Return every line of the data below that includes the string "content".
====== EXTRACTED MATERIAL ======
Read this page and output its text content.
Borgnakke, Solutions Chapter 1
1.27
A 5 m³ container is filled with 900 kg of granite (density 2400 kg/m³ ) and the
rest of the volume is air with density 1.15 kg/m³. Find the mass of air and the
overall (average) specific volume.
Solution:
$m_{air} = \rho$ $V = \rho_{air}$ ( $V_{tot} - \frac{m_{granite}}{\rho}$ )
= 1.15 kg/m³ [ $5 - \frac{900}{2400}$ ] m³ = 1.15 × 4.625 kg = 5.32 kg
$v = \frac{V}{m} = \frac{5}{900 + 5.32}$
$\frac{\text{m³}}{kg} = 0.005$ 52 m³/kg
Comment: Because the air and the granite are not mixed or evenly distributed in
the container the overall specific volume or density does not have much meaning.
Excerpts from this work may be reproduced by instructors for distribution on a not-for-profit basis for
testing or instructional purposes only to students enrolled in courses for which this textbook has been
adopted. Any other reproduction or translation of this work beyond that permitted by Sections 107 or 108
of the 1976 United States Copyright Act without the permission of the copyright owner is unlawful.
======
====== EXTRACTED MATERIAL ======
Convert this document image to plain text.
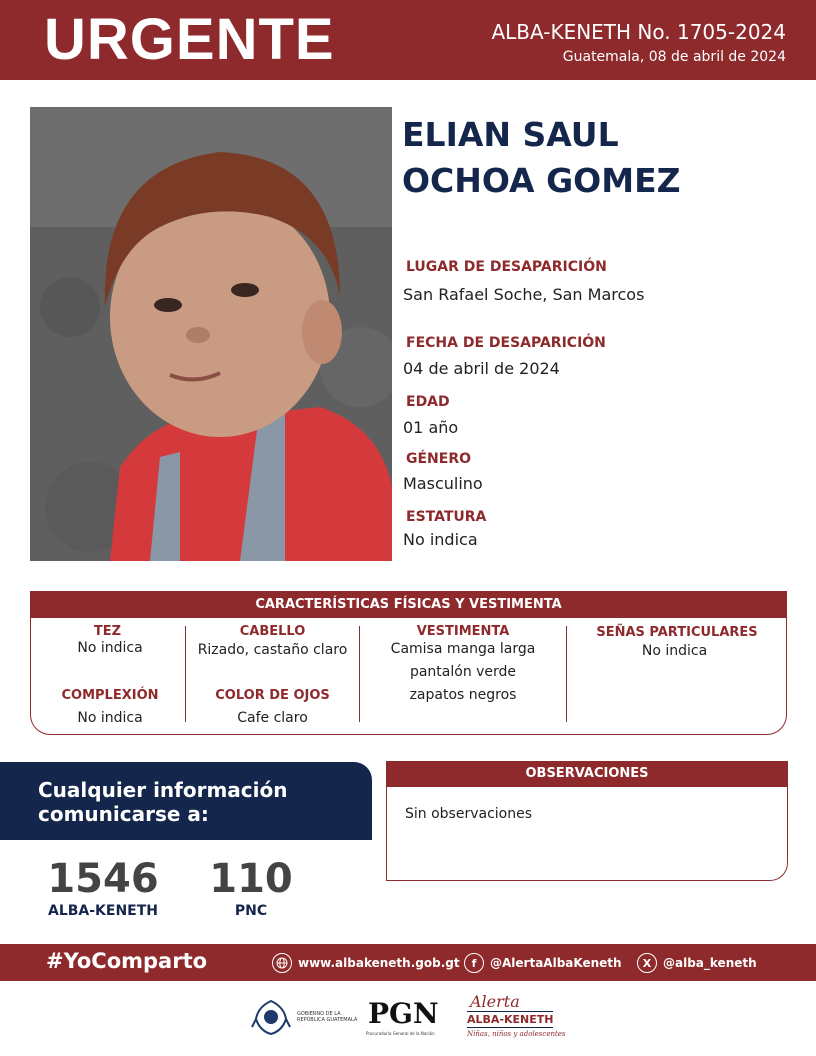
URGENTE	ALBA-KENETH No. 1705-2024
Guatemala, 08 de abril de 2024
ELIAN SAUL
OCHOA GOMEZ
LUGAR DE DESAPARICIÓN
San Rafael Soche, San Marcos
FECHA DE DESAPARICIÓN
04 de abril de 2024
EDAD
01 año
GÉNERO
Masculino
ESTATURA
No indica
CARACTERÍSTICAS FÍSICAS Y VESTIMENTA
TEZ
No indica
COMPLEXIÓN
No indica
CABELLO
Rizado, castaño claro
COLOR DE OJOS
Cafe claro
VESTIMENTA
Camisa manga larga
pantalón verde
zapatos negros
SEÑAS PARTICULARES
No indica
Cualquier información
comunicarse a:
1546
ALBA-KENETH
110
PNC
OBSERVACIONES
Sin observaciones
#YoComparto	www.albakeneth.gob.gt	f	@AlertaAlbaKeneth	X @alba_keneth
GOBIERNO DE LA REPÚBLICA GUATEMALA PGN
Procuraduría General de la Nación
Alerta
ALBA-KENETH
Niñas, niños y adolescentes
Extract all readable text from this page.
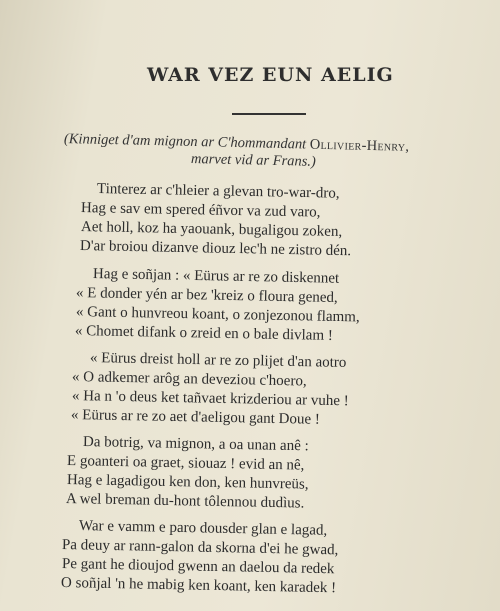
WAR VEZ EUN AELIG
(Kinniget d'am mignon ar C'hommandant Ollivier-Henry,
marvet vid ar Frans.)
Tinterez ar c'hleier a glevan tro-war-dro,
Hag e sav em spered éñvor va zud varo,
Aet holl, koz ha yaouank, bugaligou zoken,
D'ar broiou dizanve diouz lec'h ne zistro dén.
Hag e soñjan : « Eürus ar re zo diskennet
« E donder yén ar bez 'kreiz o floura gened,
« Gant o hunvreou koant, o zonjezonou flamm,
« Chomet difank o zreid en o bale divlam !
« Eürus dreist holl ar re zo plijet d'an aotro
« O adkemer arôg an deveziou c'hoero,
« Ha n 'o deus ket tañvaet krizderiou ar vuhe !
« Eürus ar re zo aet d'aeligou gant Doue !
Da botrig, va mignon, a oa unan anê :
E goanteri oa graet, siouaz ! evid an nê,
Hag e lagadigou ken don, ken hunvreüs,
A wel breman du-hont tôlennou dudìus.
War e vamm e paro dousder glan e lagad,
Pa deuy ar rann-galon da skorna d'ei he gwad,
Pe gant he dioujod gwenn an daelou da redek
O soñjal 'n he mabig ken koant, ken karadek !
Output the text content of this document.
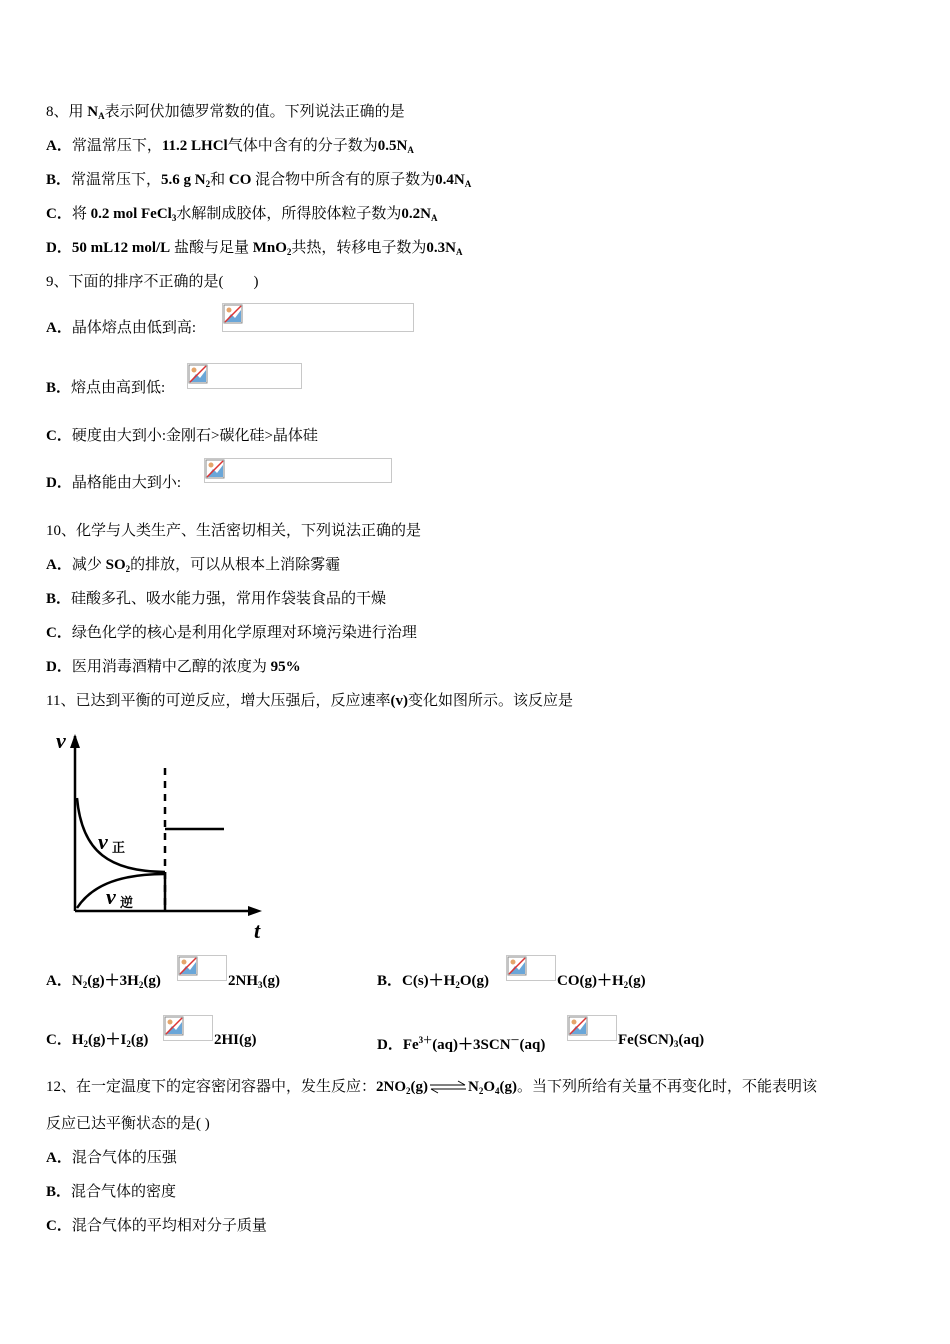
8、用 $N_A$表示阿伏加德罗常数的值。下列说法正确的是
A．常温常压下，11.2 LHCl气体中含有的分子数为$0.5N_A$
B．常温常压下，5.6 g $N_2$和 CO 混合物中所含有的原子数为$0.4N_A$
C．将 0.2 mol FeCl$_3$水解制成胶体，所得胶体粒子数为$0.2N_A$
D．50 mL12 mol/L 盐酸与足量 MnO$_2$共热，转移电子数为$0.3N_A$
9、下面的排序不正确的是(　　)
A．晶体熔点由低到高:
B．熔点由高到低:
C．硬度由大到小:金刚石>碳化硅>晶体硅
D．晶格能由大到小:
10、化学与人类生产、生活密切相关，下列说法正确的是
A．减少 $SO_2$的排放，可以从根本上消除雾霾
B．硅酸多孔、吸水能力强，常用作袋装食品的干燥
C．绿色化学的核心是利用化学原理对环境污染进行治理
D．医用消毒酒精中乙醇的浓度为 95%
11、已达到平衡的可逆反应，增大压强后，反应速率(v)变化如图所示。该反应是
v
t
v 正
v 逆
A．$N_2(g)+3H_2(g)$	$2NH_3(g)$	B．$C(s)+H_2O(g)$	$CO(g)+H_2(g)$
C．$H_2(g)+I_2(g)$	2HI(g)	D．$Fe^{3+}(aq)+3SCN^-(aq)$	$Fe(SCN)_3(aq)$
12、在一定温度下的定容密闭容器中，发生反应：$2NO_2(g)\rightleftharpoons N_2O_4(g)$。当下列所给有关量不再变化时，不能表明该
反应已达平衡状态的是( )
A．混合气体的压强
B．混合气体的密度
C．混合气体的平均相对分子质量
======
EXERCISE RESPONSE:
Read this page and output its text content.
Output the text content of this document.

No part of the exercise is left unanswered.